Problem description:
The entries are to be written out again with no differences.

*** Opening of Supplied data ***

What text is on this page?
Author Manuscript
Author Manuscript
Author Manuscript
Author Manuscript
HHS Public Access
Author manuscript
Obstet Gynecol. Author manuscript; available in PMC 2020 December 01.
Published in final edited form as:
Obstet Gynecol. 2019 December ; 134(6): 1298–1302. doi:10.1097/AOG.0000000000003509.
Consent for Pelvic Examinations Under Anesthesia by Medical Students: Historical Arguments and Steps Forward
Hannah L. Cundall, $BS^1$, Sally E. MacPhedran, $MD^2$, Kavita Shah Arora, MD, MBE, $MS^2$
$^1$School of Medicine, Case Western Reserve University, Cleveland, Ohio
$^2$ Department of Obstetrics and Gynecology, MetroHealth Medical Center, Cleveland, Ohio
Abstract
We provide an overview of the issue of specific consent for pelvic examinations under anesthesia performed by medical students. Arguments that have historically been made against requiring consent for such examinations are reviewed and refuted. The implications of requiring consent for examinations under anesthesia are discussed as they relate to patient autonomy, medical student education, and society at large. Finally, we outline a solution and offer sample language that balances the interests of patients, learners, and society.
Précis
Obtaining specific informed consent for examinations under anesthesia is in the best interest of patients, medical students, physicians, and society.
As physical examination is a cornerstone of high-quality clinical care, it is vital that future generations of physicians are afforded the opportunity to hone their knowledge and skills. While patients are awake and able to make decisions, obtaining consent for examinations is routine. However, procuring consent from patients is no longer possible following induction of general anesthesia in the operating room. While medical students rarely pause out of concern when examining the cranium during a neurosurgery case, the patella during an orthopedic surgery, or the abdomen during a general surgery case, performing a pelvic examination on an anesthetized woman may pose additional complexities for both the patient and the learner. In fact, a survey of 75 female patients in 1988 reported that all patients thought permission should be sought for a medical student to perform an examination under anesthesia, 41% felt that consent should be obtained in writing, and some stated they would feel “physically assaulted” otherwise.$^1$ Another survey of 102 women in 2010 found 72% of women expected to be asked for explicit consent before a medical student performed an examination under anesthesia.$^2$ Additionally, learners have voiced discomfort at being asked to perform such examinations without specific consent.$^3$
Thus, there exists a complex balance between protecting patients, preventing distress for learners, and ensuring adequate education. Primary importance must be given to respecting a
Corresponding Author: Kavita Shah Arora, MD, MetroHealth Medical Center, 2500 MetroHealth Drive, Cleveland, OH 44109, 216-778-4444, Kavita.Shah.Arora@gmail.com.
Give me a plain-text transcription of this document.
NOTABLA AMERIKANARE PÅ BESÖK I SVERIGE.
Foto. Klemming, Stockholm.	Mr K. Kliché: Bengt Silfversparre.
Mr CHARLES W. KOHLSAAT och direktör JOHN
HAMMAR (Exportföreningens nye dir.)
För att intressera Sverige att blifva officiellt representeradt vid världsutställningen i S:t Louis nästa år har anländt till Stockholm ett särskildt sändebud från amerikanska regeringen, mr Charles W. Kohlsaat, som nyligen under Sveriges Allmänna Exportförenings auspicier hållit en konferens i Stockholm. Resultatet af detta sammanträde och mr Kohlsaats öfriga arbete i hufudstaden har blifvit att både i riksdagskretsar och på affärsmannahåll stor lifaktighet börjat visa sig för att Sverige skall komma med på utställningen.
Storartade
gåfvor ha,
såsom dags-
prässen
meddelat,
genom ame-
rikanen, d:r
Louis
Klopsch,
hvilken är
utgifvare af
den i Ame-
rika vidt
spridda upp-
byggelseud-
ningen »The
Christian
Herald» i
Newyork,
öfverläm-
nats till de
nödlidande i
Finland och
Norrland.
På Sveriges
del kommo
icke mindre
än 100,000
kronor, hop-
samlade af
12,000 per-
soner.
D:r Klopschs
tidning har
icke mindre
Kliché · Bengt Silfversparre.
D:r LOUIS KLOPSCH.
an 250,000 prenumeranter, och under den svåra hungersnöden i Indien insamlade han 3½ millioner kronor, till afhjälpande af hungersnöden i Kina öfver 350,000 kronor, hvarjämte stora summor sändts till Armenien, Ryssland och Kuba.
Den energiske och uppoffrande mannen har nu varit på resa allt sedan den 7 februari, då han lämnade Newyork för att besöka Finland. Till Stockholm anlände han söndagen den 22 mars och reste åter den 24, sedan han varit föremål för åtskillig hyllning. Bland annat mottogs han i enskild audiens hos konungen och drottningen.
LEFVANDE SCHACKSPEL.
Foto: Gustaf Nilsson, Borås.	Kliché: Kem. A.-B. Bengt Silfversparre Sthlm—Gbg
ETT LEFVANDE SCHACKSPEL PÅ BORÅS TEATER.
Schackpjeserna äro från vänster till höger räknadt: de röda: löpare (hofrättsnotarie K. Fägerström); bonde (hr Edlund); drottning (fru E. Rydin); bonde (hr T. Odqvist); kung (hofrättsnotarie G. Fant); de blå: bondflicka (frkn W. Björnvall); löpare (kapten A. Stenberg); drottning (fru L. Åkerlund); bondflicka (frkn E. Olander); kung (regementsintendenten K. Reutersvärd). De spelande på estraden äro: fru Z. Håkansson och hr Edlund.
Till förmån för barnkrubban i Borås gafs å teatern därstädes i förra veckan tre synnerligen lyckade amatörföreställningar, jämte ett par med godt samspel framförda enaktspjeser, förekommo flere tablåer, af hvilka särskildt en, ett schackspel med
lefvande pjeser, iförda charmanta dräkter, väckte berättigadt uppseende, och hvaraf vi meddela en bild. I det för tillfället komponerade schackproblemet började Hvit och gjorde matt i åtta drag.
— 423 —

*** Close of Supplied data ***

Exercise answer:
What text is on this page?
Author Manuscript
Author Manuscript
Author Manuscript
Author Manuscript
HHS Public Access
Author manuscript
Obstet Gynecol. Author manuscript; available in PMC 2020 December 01.
Published in final edited form as:
Obstet Gynecol. 2019 December ; 134(6): 1298–1302. doi:10.1097/AOG.0000000000003509.
Consent for Pelvic Examinations Under Anesthesia by Medical Students: Historical Arguments and Steps Forward
Hannah L. Cundall, $BS^1$, Sally E. MacPhedran, $MD^2$, Kavita Shah Arora, MD, MBE, $MS^2$
$^1$School of Medicine, Case Western Reserve University, Cleveland, Ohio
$^2$ Department of Obstetrics and Gynecology, MetroHealth Medical Center, Cleveland, Ohio
Abstract
We provide an overview of the issue of specific consent for pelvic examinations under anesthesia performed by medical students. Arguments that have historically been made against requiring consent for such examinations are reviewed and refuted. The implications of requiring consent for examinations under anesthesia are discussed as they relate to patient autonomy, medical student education, and society at large. Finally, we outline a solution and offer sample language that balances the interests of patients, learners, and society.
Précis
Obtaining specific informed consent for examinations under anesthesia is in the best interest of patients, medical students, physicians, and society.
As physical examination is a cornerstone of high-quality clinical care, it is vital that future generations of physicians are afforded the opportunity to hone their knowledge and skills. While patients are awake and able to make decisions, obtaining consent for examinations is routine. However, procuring consent from patients is no longer possible following induction of general anesthesia in the operating room. While medical students rarely pause out of concern when examining the cranium during a neurosurgery case, the patella during an orthopedic surgery, or the abdomen during a general surgery case, performing a pelvic examination on an anesthetized woman may pose additional complexities for both the patient and the learner. In fact, a survey of 75 female patients in 1988 reported that all patients thought permission should be sought for a medical student to perform an examination under anesthesia, 41% felt that consent should be obtained in writing, and some stated they would feel “physically assaulted” otherwise.$^1$ Another survey of 102 women in 2010 found 72% of women expected to be asked for explicit consent before a medical student performed an examination under anesthesia.$^2$ Additionally, learners have voiced discomfort at being asked to perform such examinations without specific consent.$^3$
Thus, there exists a complex balance between protecting patients, preventing distress for learners, and ensuring adequate education. Primary importance must be given to respecting a
Corresponding Author: Kavita Shah Arora, MD, MetroHealth Medical Center, 2500 MetroHealth Drive, Cleveland, OH 44109, 216-778-4444, Kavita.Shah.Arora@gmail.com.
Give me a plain-text transcription of this document.
NOTABLA AMERIKANARE PÅ BESÖK I SVERIGE.
Foto. Klemming, Stockholm.	Mr K. Kliché: Bengt Silfversparre.
Mr CHARLES W. KOHLSAAT och direktör JOHN
HAMMAR (Exportföreningens nye dir.)
För att intressera Sverige att blifva officiellt representeradt vid världsutställningen i S:t Louis nästa år har anländt till Stockholm ett särskildt sändebud från amerikanska regeringen, mr Charles W. Kohlsaat, som nyligen under Sveriges Allmänna Exportförenings auspicier hållit en konferens i Stockholm. Resultatet af detta sammanträde och mr Kohlsaats öfriga arbete i hufudstaden har blifvit att både i riksdagskretsar och på affärsmannahåll stor lifaktighet börjat visa sig för att Sverige skall komma med på utställningen.
Storartade
gåfvor ha,
såsom dags-
prässen
meddelat,
genom ame-
rikanen, d:r
Louis
Klopsch,
hvilken är
utgifvare af
den i Ame-
rika vidt
spridda upp-
byggelseud-
ningen »The
Christian
Herald» i
Newyork,
öfverläm-
nats till de
nödlidande i
Finland och
Norrland.
På Sveriges
del kommo
icke mindre
än 100,000
kronor, hop-
samlade af
12,000 per-
soner.
D:r Klopschs
tidning har
icke mindre
Kliché · Bengt Silfversparre.
D:r LOUIS KLOPSCH.
an 250,000 prenumeranter, och under den svåra hungersnöden i Indien insamlade han 3½ millioner kronor, till afhjälpande af hungersnöden i Kina öfver 350,000 kronor, hvarjämte stora summor sändts till Armenien, Ryssland och Kuba.
Den energiske och uppoffrande mannen har nu varit på resa allt sedan den 7 februari, då han lämnade Newyork för att besöka Finland. Till Stockholm anlände han söndagen den 22 mars och reste åter den 24, sedan han varit föremål för åtskillig hyllning. Bland annat mottogs han i enskild audiens hos konungen och drottningen.
LEFVANDE SCHACKSPEL.
Foto: Gustaf Nilsson, Borås.	Kliché: Kem. A.-B. Bengt Silfversparre Sthlm—Gbg
ETT LEFVANDE SCHACKSPEL PÅ BORÅS TEATER.
Schackpjeserna äro från vänster till höger räknadt: de röda: löpare (hofrättsnotarie K. Fägerström); bonde (hr Edlund); drottning (fru E. Rydin); bonde (hr T. Odqvist); kung (hofrättsnotarie G. Fant); de blå: bondflicka (frkn W. Björnvall); löpare (kapten A. Stenberg); drottning (fru L. Åkerlund); bondflicka (frkn E. Olander); kung (regementsintendenten K. Reutersvärd). De spelande på estraden äro: fru Z. Håkansson och hr Edlund.
Till förmån för barnkrubban i Borås gafs å teatern därstädes i förra veckan tre synnerligen lyckade amatörföreställningar, jämte ett par med godt samspel framförda enaktspjeser, förekommo flere tablåer, af hvilka särskildt en, ett schackspel med
lefvande pjeser, iförda charmanta dräkter, väckte berättigadt uppseende, och hvaraf vi meddela en bild. I det för tillfället komponerade schackproblemet började Hvit och gjorde matt i åtta drag.
— 423 —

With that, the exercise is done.